All records below must be retyped exactly.

begin

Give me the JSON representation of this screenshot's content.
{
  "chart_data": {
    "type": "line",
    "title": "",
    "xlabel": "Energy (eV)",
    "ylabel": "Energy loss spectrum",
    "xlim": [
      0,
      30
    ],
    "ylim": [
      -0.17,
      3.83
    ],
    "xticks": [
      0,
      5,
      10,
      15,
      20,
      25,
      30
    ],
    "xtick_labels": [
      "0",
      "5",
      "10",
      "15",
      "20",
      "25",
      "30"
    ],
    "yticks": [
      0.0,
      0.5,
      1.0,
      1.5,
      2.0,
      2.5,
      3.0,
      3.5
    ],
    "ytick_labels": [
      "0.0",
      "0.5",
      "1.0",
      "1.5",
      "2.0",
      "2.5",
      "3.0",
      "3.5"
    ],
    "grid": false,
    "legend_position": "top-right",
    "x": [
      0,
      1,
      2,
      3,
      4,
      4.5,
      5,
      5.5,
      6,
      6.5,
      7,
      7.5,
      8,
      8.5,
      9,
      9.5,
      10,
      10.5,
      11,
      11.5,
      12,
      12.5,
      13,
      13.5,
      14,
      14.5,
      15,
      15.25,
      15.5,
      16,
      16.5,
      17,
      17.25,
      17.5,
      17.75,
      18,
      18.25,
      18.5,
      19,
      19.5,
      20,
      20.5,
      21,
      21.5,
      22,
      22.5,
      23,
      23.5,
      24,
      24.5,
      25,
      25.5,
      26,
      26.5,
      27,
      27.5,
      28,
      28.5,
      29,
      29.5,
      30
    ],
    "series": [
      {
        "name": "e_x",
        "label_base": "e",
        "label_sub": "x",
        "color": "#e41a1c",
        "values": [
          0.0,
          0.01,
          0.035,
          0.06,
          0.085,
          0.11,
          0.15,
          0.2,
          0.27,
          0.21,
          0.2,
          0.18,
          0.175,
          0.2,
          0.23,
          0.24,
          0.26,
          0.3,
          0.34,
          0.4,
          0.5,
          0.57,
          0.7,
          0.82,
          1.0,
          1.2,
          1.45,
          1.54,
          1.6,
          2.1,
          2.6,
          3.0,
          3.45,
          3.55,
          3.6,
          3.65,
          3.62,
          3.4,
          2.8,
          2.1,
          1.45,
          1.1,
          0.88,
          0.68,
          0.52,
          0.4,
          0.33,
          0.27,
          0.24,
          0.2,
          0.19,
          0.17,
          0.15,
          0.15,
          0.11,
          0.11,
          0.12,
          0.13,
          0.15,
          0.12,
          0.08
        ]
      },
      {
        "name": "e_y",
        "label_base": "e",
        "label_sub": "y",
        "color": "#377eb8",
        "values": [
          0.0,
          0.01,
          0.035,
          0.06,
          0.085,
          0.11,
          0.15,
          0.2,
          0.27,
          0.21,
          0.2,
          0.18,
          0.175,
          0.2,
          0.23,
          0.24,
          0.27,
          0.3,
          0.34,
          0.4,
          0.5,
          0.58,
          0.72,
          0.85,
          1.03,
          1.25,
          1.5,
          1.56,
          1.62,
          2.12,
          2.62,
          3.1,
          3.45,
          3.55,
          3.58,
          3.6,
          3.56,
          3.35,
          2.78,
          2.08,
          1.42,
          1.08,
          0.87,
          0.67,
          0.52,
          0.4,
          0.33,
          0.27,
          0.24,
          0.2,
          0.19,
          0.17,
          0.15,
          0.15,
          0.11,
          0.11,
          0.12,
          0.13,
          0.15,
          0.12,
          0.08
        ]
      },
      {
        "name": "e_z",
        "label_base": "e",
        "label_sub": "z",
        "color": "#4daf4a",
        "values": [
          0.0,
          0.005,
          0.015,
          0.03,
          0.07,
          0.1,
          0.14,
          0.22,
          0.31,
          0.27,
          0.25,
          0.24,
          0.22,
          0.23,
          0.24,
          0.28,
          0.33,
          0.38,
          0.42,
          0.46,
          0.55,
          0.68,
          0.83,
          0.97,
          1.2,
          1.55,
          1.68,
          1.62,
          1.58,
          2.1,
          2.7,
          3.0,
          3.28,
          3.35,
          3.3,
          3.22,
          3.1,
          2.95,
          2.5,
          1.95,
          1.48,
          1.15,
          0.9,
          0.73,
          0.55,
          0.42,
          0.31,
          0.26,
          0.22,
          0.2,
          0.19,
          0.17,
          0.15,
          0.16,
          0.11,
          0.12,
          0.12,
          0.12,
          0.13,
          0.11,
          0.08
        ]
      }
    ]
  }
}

end

Complete response:
Give me the JSON representation of this screenshot's content.
{
  "chart_data": {
    "type": "line",
    "title": "",
    "xlabel": "Energy (eV)",
    "ylabel": "Energy loss spectrum",
    "xlim": [
      0,
      30
    ],
    "ylim": [
      -0.17,
      3.83
    ],
    "xticks": [
      0,
      5,
      10,
      15,
      20,
      25,
      30
    ],
    "xtick_labels": [
      "0",
      "5",
      "10",
      "15",
      "20",
      "25",
      "30"
    ],
    "yticks": [
      0.0,
      0.5,
      1.0,
      1.5,
      2.0,
      2.5,
      3.0,
      3.5
    ],
    "ytick_labels": [
      "0.0",
      "0.5",
      "1.0",
      "1.5",
      "2.0",
      "2.5",
      "3.0",
      "3.5"
    ],
    "grid": false,
    "legend_position": "top-right",
    "x": [
      0,
      1,
      2,
      3,
      4,
      4.5,
      5,
      5.5,
      6,
      6.5,
      7,
      7.5,
      8,
      8.5,
      9,
      9.5,
      10,
      10.5,
      11,
      11.5,
      12,
      12.5,
      13,
      13.5,
      14,
      14.5,
      15,
      15.25,
      15.5,
      16,
      16.5,
      17,
      17.25,
      17.5,
      17.75,
      18,
      18.25,
      18.5,
      19,
      19.5,
      20,
      20.5,
      21,
      21.5,
      22,
      22.5,
      23,
      23.5,
      24,
      24.5,
      25,
      25.5,
      26,
      26.5,
      27,
      27.5,
      28,
      28.5,
      29,
      29.5,
      30
    ],
    "series": [
      {
        "name": "e_x",
        "label_base": "e",
        "label_sub": "x",
        "color": "#e41a1c",
        "values": [
          0.0,
          0.01,
          0.035,
          0.06,
          0.085,
          0.11,
          0.15,
          0.2,
          0.27,
          0.21,
          0.2,
          0.18,
          0.175,
          0.2,
          0.23,
          0.24,
          0.26,
          0.3,
          0.34,
          0.4,
          0.5,
          0.57,
          0.7,
          0.82,
          1.0,
          1.2,
          1.45,
          1.54,
          1.6,
          2.1,
          2.6,
          3.0,
          3.45,
          3.55,
          3.6,
          3.65,
          3.62,
          3.4,
          2.8,
          2.1,
          1.45,
          1.1,
          0.88,
          0.68,
          0.52,
          0.4,
          0.33,
          0.27,
          0.24,
          0.2,
          0.19,
          0.17,
          0.15,
          0.15,
          0.11,
          0.11,
          0.12,
          0.13,
          0.15,
          0.12,
          0.08
        ]
      },
      {
        "name": "e_y",
        "label_base": "e",
        "label_sub": "y",
        "color": "#377eb8",
        "values": [
          0.0,
          0.01,
          0.035,
          0.06,
          0.085,
          0.11,
          0.15,
          0.2,
          0.27,
          0.21,
          0.2,
          0.18,
          0.175,
          0.2,
          0.23,
          0.24,
          0.27,
          0.3,
          0.34,
          0.4,
          0.5,
          0.58,
          0.72,
          0.85,
          1.03,
          1.25,
          1.5,
          1.56,
          1.62,
          2.12,
          2.62,
          3.1,
          3.45,
          3.55,
          3.58,
          3.6,
          3.56,
          3.35,
          2.78,
          2.08,
          1.42,
          1.08,
          0.87,
          0.67,
          0.52,
          0.4,
          0.33,
          0.27,
          0.24,
          0.2,
          0.19,
          0.17,
          0.15,
          0.15,
          0.11,
          0.11,
          0.12,
          0.13,
          0.15,
          0.12,
          0.08
        ]
      },
      {
        "name": "e_z",
        "label_base": "e",
        "label_sub": "z",
        "color": "#4daf4a",
        "values": [
          0.0,
          0.005,
          0.015,
          0.03,
          0.07,
          0.1,
          0.14,
          0.22,
          0.31,
          0.27,
          0.25,
          0.24,
          0.22,
          0.23,
          0.24,
          0.28,
          0.33,
          0.38,
          0.42,
          0.46,
          0.55,
          0.68,
          0.83,
          0.97,
          1.2,
          1.55,
          1.68,
          1.62,
          1.58,
          2.1,
          2.7,
          3.0,
          3.28,
          3.35,
          3.3,
          3.22,
          3.1,
          2.95,
          2.5,
          1.95,
          1.48,
          1.15,
          0.9,
          0.73,
          0.55,
          0.42,
          0.31,
          0.26,
          0.22,
          0.2,
          0.19,
          0.17,
          0.15,
          0.16,
          0.11,
          0.12,
          0.12,
          0.12,
          0.13,
          0.11,
          0.08
        ]
      }
    ]
  }
}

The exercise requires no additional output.